**Dataset**
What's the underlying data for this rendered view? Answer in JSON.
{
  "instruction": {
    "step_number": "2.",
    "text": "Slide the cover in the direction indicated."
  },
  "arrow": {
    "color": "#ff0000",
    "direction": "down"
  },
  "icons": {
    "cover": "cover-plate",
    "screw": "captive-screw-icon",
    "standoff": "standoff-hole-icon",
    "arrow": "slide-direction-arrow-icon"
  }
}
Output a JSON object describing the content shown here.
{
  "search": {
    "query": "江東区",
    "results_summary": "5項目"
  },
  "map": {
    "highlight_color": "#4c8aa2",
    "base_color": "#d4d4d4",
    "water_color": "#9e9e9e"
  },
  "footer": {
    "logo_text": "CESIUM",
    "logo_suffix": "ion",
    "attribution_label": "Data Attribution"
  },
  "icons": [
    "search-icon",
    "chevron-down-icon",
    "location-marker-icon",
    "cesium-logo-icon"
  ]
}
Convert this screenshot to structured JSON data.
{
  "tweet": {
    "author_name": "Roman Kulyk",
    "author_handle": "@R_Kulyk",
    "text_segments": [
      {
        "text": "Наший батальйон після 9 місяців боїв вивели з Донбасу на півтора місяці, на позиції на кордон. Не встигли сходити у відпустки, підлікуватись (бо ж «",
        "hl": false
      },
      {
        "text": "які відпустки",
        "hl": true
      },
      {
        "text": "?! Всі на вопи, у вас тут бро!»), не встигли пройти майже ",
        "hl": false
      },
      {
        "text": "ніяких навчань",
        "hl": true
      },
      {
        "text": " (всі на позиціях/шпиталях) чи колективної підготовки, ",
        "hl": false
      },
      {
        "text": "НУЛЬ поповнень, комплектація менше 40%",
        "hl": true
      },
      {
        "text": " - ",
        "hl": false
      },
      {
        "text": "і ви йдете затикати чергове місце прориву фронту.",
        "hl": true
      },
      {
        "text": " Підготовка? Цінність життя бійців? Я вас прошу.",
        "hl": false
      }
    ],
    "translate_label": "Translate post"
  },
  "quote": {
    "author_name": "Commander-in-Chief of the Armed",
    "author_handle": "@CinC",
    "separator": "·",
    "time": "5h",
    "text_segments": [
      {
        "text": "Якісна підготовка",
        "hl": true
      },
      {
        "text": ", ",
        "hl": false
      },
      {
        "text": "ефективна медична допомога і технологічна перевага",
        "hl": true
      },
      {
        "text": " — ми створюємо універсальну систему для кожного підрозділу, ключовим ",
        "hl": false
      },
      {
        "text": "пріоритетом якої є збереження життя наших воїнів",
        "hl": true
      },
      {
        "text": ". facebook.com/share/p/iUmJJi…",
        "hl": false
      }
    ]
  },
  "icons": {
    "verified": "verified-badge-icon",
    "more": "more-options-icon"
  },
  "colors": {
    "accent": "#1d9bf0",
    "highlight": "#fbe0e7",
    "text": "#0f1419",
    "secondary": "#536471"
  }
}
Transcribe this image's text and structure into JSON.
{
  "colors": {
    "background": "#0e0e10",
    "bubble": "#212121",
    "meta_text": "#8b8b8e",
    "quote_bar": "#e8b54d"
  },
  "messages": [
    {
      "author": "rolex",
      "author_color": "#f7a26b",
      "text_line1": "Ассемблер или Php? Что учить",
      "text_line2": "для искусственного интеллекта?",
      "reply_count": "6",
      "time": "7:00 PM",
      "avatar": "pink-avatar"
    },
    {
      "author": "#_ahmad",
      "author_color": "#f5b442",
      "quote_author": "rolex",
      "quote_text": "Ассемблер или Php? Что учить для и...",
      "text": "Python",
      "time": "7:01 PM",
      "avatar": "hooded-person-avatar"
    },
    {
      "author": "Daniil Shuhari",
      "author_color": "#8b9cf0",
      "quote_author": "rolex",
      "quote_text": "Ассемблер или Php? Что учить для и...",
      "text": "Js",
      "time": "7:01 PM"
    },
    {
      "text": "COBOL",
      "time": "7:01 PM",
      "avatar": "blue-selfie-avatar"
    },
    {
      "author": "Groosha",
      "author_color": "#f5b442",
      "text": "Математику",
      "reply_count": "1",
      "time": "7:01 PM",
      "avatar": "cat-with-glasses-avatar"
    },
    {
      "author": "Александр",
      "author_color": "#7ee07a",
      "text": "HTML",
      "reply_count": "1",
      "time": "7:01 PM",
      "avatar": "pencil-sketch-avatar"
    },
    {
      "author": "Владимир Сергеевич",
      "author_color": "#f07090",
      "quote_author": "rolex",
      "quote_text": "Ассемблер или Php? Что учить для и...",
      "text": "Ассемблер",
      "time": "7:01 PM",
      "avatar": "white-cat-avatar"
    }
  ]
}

**Directions**
Emit the full listing verbatim.

**Task solution**
What's the underlying data for this rendered view? Answer in JSON.
{
  "instruction": {
    "step_number": "2.",
    "text": "Slide the cover in the direction indicated."
  },
  "arrow": {
    "color": "#ff0000",
    "direction": "down"
  },
  "icons": {
    "cover": "cover-plate",
    "screw": "captive-screw-icon",
    "standoff": "standoff-hole-icon",
    "arrow": "slide-direction-arrow-icon"
  }
}
Output a JSON object describing the content shown here.
{
  "search": {
    "query": "江東区",
    "results_summary": "5項目"
  },
  "map": {
    "highlight_color": "#4c8aa2",
    "base_color": "#d4d4d4",
    "water_color": "#9e9e9e"
  },
  "footer": {
    "logo_text": "CESIUM",
    "logo_suffix": "ion",
    "attribution_label": "Data Attribution"
  },
  "icons": [
    "search-icon",
    "chevron-down-icon",
    "location-marker-icon",
    "cesium-logo-icon"
  ]
}
Convert this screenshot to structured JSON data.
{
  "tweet": {
    "author_name": "Roman Kulyk",
    "author_handle": "@R_Kulyk",
    "text_segments": [
      {
        "text": "Наший батальйон після 9 місяців боїв вивели з Донбасу на півтора місяці, на позиції на кордон. Не встигли сходити у відпустки, підлікуватись (бо ж «",
        "hl": false
      },
      {
        "text": "які відпустки",
        "hl": true
      },
      {
        "text": "?! Всі на вопи, у вас тут бро!»), не встигли пройти майже ",
        "hl": false
      },
      {
        "text": "ніяких навчань",
        "hl": true
      },
      {
        "text": " (всі на позиціях/шпиталях) чи колективної підготовки, ",
        "hl": false
      },
      {
        "text": "НУЛЬ поповнень, комплектація менше 40%",
        "hl": true
      },
      {
        "text": " - ",
        "hl": false
      },
      {
        "text": "і ви йдете затикати чергове місце прориву фронту.",
        "hl": true
      },
      {
        "text": " Підготовка? Цінність життя бійців? Я вас прошу.",
        "hl": false
      }
    ],
    "translate_label": "Translate post"
  },
  "quote": {
    "author_name": "Commander-in-Chief of the Armed",
    "author_handle": "@CinC",
    "separator": "·",
    "time": "5h",
    "text_segments": [
      {
        "text": "Якісна підготовка",
        "hl": true
      },
      {
        "text": ", ",
        "hl": false
      },
      {
        "text": "ефективна медична допомога і технологічна перевага",
        "hl": true
      },
      {
        "text": " — ми створюємо універсальну систему для кожного підрозділу, ключовим ",
        "hl": false
      },
      {
        "text": "пріоритетом якої є збереження життя наших воїнів",
        "hl": true
      },
      {
        "text": ". facebook.com/share/p/iUmJJi…",
        "hl": false
      }
    ]
  },
  "icons": {
    "verified": "verified-badge-icon",
    "more": "more-options-icon"
  },
  "colors": {
    "accent": "#1d9bf0",
    "highlight": "#fbe0e7",
    "text": "#0f1419",
    "secondary": "#536471"
  }
}
Transcribe this image's text and structure into JSON.
{
  "colors": {
    "background": "#0e0e10",
    "bubble": "#212121",
    "meta_text": "#8b8b8e",
    "quote_bar": "#e8b54d"
  },
  "messages": [
    {
      "author": "rolex",
      "author_color": "#f7a26b",
      "text_line1": "Ассемблер или Php? Что учить",
      "text_line2": "для искусственного интеллекта?",
      "reply_count": "6",
      "time": "7:00 PM",
      "avatar": "pink-avatar"
    },
    {
      "author": "#_ahmad",
      "author_color": "#f5b442",
      "quote_author": "rolex",
      "quote_text": "Ассемблер или Php? Что учить для и...",
      "text": "Python",
      "time": "7:01 PM",
      "avatar": "hooded-person-avatar"
    },
    {
      "author": "Daniil Shuhari",
      "author_color": "#8b9cf0",
      "quote_author": "rolex",
      "quote_text": "Ассемблер или Php? Что учить для и...",
      "text": "Js",
      "time": "7:01 PM"
    },
    {
      "text": "COBOL",
      "time": "7:01 PM",
      "avatar": "blue-selfie-avatar"
    },
    {
      "author": "Groosha",
      "author_color": "#f5b442",
      "text": "Математику",
      "reply_count": "1",
      "time": "7:01 PM",
      "avatar": "cat-with-glasses-avatar"
    },
    {
      "author": "Александр",
      "author_color": "#7ee07a",
      "text": "HTML",
      "reply_count": "1",
      "time": "7:01 PM",
      "avatar": "pencil-sketch-avatar"
    },
    {
      "author": "Владимир Сергеевич",
      "author_color": "#f07090",
      "quote_author": "rolex",
      "quote_text": "Ассемблер или Php? Что учить для и...",
      "text": "Ассемблер",
      "time": "7:01 PM",
      "avatar": "white-cat-avatar"
    }
  ]
}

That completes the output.